> EXERCISE BRIEF: Reproduce the listing exactly and skip over any pictures.

-*-

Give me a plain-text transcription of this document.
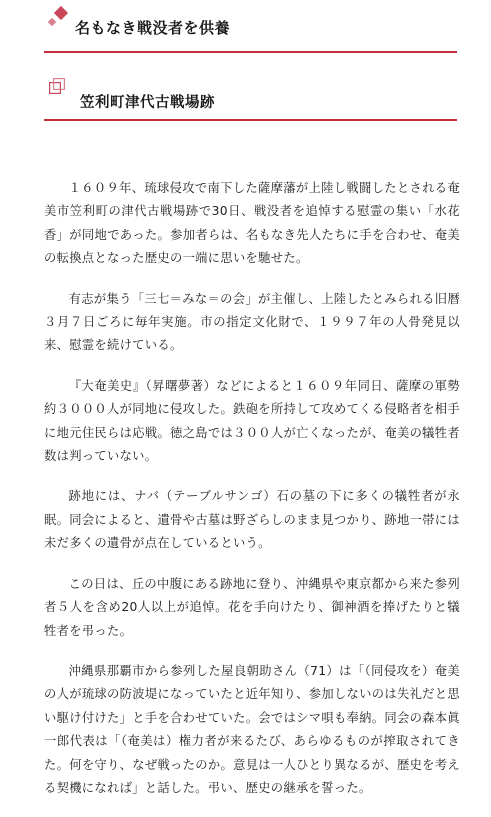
名もなき戦没者を供養
笠利町津代古戦場跡

１６０９年、琉球侵攻で南下した薩摩藩が上陸し戦闘したとされる奄美市笠利町の津代古戦場跡で30日、戦没者を追悼する慰霊の集い「水花香」が同地であった。参加者らは、名もなき先人たちに手を合わせ、奄美の転換点となった歴史の一端に思いを馳せた。

有志が集う「三七＝みな＝の会」が主催し、上陸したとみられる旧暦３月７日ごろに毎年実施。市の指定文化財で、１９９７年の人骨発見以来、慰霊を続けている。

『大奄美史』（昇曙夢著）などによると１６０９年同日、薩摩の軍勢約３０００人が同地に侵攻した。鉄砲を所持して攻めてくる侵略者を相手に地元住民らは応戦。徳之島では３００人が亡くなったが、奄美の犠牲者数は判っていない。

跡地には、ナバ（テーブルサンゴ）石の墓の下に多くの犠牲者が永眠。同会によると、遺骨や古墓は野ざらしのまま見つかり、跡地一帯には未だ多くの遺骨が点在しているという。

この日は、丘の中腹にある跡地に登り、沖縄県や東京都から来た参列者５人を含め20人以上が追悼。花を手向けたり、御神酒を捧げたりと犠牲者を弔った。

沖縄県那覇市から参列した屋良朝助さん（71）は「（同侵攻を）奄美の人が琉球の防波堤になっていたと近年知り、参加しないのは失礼だと思い駆け付けた」と手を合わせていた。会ではシマ唄も奉納。同会の森本眞一郎代表は「（奄美は）権力者が来るたび、あらゆるものが搾取されてきた。何を守り、なぜ戦ったのか。意見は一人ひとり異なるが、歴史を考える契機になれば」と話した。弔い、歴史の継承を誓った。
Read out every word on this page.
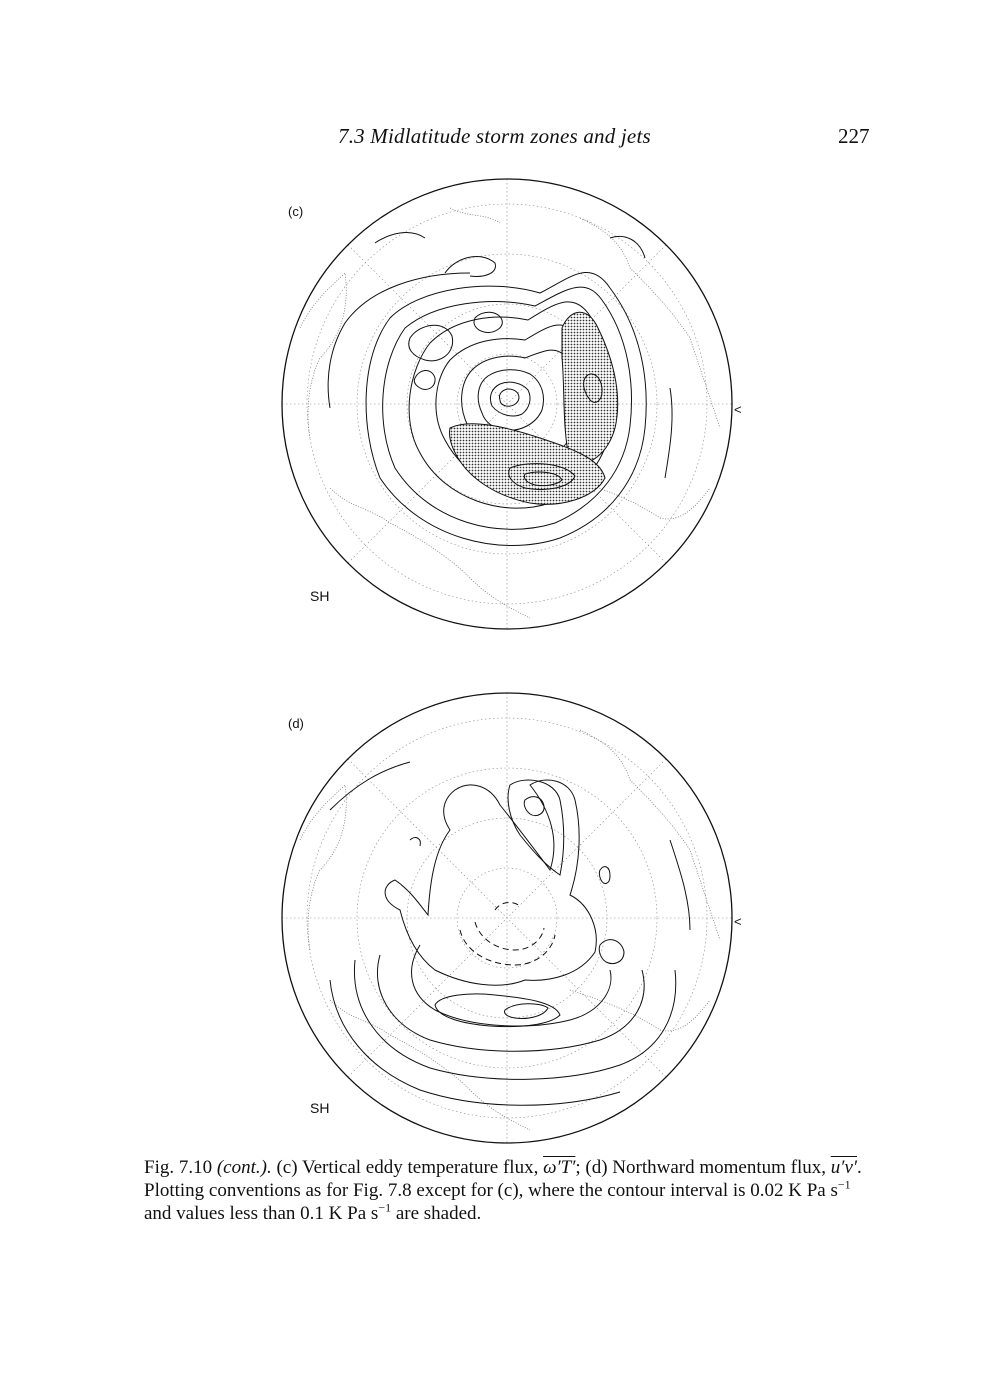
7.3 Midlatitude storm zones and jets	227
(c)
SH
<
(d)
SH
<
Fig. 7.10 (cont.). (c) Vertical eddy temperature flux, ω′T′; (d) Northward momentum flux, u′v′. Plotting conventions as for Fig. 7.8 except for (c), where the contour interval is 0.02 K Pa $s^{-1}$ and values less than 0.1 K Pa $s^{-1}$ are shaded.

-*-

> SOLUTION TO THIS TASK:
Give me a plain-text transcription of this document.
名もなき戦没者を供養
笠利町津代古戦場跡

１６０９年、琉球侵攻で南下した薩摩藩が上陸し戦闘したとされる奄美市笠利町の津代古戦場跡で30日、戦没者を追悼する慰霊の集い「水花香」が同地であった。参加者らは、名もなき先人たちに手を合わせ、奄美の転換点となった歴史の一端に思いを馳せた。

有志が集う「三七＝みな＝の会」が主催し、上陸したとみられる旧暦３月７日ごろに毎年実施。市の指定文化財で、１９９７年の人骨発見以来、慰霊を続けている。

『大奄美史』（昇曙夢著）などによると１６０９年同日、薩摩の軍勢約３０００人が同地に侵攻した。鉄砲を所持して攻めてくる侵略者を相手に地元住民らは応戦。徳之島では３００人が亡くなったが、奄美の犠牲者数は判っていない。

跡地には、ナバ（テーブルサンゴ）石の墓の下に多くの犠牲者が永眠。同会によると、遺骨や古墓は野ざらしのまま見つかり、跡地一帯には未だ多くの遺骨が点在しているという。

この日は、丘の中腹にある跡地に登り、沖縄県や東京都から来た参列者５人を含め20人以上が追悼。花を手向けたり、御神酒を捧げたりと犠牲者を弔った。

沖縄県那覇市から参列した屋良朝助さん（71）は「（同侵攻を）奄美の人が琉球の防波堤になっていたと近年知り、参加しないのは失礼だと思い駆け付けた」と手を合わせていた。会ではシマ唄も奉納。同会の森本眞一郎代表は「（奄美は）権力者が来るたび、あらゆるものが搾取されてきた。何を守り、なぜ戦ったのか。意見は一人ひとり異なるが、歴史を考える契機になれば」と話した。弔い、歴史の継承を誓った。
Read out every word on this page.
7.3 Midlatitude storm zones and jets	227
(c)
SH
<
(d)
SH
<
Fig. 7.10 (cont.). (c) Vertical eddy temperature flux, ω′T′; (d) Northward momentum flux, u′v′. Plotting conventions as for Fig. 7.8 except for (c), where the contour interval is 0.02 K Pa $s^{-1}$ and values less than 0.1 K Pa $s^{-1}$ are shaded.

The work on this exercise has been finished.